**Required task:**
Repeat, line for line, the entries printed below.

A block of data:
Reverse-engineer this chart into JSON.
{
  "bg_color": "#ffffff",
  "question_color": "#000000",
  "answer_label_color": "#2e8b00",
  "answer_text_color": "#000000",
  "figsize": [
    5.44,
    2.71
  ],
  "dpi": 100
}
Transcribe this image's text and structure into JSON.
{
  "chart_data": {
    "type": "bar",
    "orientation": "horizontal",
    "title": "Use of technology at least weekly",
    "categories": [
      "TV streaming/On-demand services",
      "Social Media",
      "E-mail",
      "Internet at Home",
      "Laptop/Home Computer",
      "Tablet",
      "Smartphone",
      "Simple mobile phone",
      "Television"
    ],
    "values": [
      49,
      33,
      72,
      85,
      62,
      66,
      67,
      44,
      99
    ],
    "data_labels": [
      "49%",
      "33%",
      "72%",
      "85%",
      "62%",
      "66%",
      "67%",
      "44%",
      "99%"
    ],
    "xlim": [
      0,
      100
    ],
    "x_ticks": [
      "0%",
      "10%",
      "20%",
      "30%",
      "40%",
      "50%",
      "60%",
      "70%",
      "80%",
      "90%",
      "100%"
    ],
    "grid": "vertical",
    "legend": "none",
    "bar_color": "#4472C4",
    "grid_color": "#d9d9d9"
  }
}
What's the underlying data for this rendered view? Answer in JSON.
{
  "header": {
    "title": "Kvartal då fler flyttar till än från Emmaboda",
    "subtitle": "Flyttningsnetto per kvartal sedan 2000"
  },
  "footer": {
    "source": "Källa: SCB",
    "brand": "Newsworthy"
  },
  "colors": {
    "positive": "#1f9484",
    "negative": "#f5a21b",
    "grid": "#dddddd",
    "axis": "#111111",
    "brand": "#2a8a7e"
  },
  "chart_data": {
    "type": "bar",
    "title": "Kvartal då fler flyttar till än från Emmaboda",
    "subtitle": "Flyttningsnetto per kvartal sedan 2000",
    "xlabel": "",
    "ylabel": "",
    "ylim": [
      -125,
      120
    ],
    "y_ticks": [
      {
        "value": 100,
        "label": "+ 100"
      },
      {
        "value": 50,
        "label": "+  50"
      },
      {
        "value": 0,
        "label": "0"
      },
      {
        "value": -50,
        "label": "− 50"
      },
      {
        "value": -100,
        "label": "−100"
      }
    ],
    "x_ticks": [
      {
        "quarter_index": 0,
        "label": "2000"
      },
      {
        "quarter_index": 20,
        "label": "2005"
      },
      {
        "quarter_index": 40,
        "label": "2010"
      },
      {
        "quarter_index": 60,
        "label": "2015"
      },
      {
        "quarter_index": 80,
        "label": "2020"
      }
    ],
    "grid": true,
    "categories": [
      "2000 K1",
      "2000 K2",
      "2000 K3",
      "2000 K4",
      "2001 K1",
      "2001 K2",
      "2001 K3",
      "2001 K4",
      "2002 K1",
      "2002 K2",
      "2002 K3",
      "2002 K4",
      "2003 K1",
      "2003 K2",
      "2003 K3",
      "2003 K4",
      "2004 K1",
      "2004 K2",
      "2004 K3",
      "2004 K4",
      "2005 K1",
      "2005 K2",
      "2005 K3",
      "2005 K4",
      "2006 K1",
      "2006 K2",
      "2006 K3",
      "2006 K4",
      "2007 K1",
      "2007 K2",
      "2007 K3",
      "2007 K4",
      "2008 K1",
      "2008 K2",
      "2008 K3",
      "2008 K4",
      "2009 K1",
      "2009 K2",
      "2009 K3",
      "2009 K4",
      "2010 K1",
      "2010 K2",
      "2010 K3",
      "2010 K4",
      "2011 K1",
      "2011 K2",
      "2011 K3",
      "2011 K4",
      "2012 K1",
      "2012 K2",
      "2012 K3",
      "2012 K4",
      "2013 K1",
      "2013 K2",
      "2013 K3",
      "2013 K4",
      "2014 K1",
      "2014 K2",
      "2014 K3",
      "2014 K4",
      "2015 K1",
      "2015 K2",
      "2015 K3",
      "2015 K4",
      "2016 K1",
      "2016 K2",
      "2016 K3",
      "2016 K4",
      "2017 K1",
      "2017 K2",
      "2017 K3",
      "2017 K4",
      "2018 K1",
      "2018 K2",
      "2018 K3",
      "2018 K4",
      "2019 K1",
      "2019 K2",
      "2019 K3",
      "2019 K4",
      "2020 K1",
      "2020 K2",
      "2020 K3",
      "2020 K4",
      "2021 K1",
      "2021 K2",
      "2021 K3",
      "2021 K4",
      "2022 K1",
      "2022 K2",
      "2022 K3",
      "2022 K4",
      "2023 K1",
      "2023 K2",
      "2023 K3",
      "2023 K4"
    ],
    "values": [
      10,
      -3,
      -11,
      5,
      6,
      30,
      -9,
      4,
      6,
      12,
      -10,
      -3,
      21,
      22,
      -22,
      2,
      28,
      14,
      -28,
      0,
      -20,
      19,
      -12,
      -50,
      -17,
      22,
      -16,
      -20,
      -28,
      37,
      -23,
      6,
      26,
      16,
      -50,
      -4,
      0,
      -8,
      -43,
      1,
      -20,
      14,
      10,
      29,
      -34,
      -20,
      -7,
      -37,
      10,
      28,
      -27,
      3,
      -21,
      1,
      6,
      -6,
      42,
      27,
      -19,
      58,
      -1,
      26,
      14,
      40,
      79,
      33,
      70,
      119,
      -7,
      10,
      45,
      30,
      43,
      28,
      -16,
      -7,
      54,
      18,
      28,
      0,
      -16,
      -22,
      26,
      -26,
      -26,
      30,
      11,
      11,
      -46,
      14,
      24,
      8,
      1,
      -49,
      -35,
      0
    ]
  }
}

**Expected answer:**
Reverse-engineer this chart into JSON.
{
  "bg_color": "#ffffff",
  "question_color": "#000000",
  "answer_label_color": "#2e8b00",
  "answer_text_color": "#000000",
  "figsize": [
    5.44,
    2.71
  ],
  "dpi": 100
}
Transcribe this image's text and structure into JSON.
{
  "chart_data": {
    "type": "bar",
    "orientation": "horizontal",
    "title": "Use of technology at least weekly",
    "categories": [
      "TV streaming/On-demand services",
      "Social Media",
      "E-mail",
      "Internet at Home",
      "Laptop/Home Computer",
      "Tablet",
      "Smartphone",
      "Simple mobile phone",
      "Television"
    ],
    "values": [
      49,
      33,
      72,
      85,
      62,
      66,
      67,
      44,
      99
    ],
    "data_labels": [
      "49%",
      "33%",
      "72%",
      "85%",
      "62%",
      "66%",
      "67%",
      "44%",
      "99%"
    ],
    "xlim": [
      0,
      100
    ],
    "x_ticks": [
      "0%",
      "10%",
      "20%",
      "30%",
      "40%",
      "50%",
      "60%",
      "70%",
      "80%",
      "90%",
      "100%"
    ],
    "grid": "vertical",
    "legend": "none",
    "bar_color": "#4472C4",
    "grid_color": "#d9d9d9"
  }
}
What's the underlying data for this rendered view? Answer in JSON.
{
  "header": {
    "title": "Kvartal då fler flyttar till än från Emmaboda",
    "subtitle": "Flyttningsnetto per kvartal sedan 2000"
  },
  "footer": {
    "source": "Källa: SCB",
    "brand": "Newsworthy"
  },
  "colors": {
    "positive": "#1f9484",
    "negative": "#f5a21b",
    "grid": "#dddddd",
    "axis": "#111111",
    "brand": "#2a8a7e"
  },
  "chart_data": {
    "type": "bar",
    "title": "Kvartal då fler flyttar till än från Emmaboda",
    "subtitle": "Flyttningsnetto per kvartal sedan 2000",
    "xlabel": "",
    "ylabel": "",
    "ylim": [
      -125,
      120
    ],
    "y_ticks": [
      {
        "value": 100,
        "label": "+ 100"
      },
      {
        "value": 50,
        "label": "+  50"
      },
      {
        "value": 0,
        "label": "0"
      },
      {
        "value": -50,
        "label": "− 50"
      },
      {
        "value": -100,
        "label": "−100"
      }
    ],
    "x_ticks": [
      {
        "quarter_index": 0,
        "label": "2000"
      },
      {
        "quarter_index": 20,
        "label": "2005"
      },
      {
        "quarter_index": 40,
        "label": "2010"
      },
      {
        "quarter_index": 60,
        "label": "2015"
      },
      {
        "quarter_index": 80,
        "label": "2020"
      }
    ],
    "grid": true,
    "categories": [
      "2000 K1",
      "2000 K2",
      "2000 K3",
      "2000 K4",
      "2001 K1",
      "2001 K2",
      "2001 K3",
      "2001 K4",
      "2002 K1",
      "2002 K2",
      "2002 K3",
      "2002 K4",
      "2003 K1",
      "2003 K2",
      "2003 K3",
      "2003 K4",
      "2004 K1",
      "2004 K2",
      "2004 K3",
      "2004 K4",
      "2005 K1",
      "2005 K2",
      "2005 K3",
      "2005 K4",
      "2006 K1",
      "2006 K2",
      "2006 K3",
      "2006 K4",
      "2007 K1",
      "2007 K2",
      "2007 K3",
      "2007 K4",
      "2008 K1",
      "2008 K2",
      "2008 K3",
      "2008 K4",
      "2009 K1",
      "2009 K2",
      "2009 K3",
      "2009 K4",
      "2010 K1",
      "2010 K2",
      "2010 K3",
      "2010 K4",
      "2011 K1",
      "2011 K2",
      "2011 K3",
      "2011 K4",
      "2012 K1",
      "2012 K2",
      "2012 K3",
      "2012 K4",
      "2013 K1",
      "2013 K2",
      "2013 K3",
      "2013 K4",
      "2014 K1",
      "2014 K2",
      "2014 K3",
      "2014 K4",
      "2015 K1",
      "2015 K2",
      "2015 K3",
      "2015 K4",
      "2016 K1",
      "2016 K2",
      "2016 K3",
      "2016 K4",
      "2017 K1",
      "2017 K2",
      "2017 K3",
      "2017 K4",
      "2018 K1",
      "2018 K2",
      "2018 K3",
      "2018 K4",
      "2019 K1",
      "2019 K2",
      "2019 K3",
      "2019 K4",
      "2020 K1",
      "2020 K2",
      "2020 K3",
      "2020 K4",
      "2021 K1",
      "2021 K2",
      "2021 K3",
      "2021 K4",
      "2022 K1",
      "2022 K2",
      "2022 K3",
      "2022 K4",
      "2023 K1",
      "2023 K2",
      "2023 K3",
      "2023 K4"
    ],
    "values": [
      10,
      -3,
      -11,
      5,
      6,
      30,
      -9,
      4,
      6,
      12,
      -10,
      -3,
      21,
      22,
      -22,
      2,
      28,
      14,
      -28,
      0,
      -20,
      19,
      -12,
      -50,
      -17,
      22,
      -16,
      -20,
      -28,
      37,
      -23,
      6,
      26,
      16,
      -50,
      -4,
      0,
      -8,
      -43,
      1,
      -20,
      14,
      10,
      29,
      -34,
      -20,
      -7,
      -37,
      10,
      28,
      -27,
      3,
      -21,
      1,
      6,
      -6,
      42,
      27,
      -19,
      58,
      -1,
      26,
      14,
      40,
      79,
      33,
      70,
      119,
      -7,
      10,
      45,
      30,
      43,
      28,
      -16,
      -7,
      54,
      18,
      28,
      0,
      -16,
      -22,
      26,
      -26,
      -26,
      30,
      11,
      11,
      -46,
      14,
      24,
      8,
      1,
      -49,
      -35,
      0
    ]
  }
}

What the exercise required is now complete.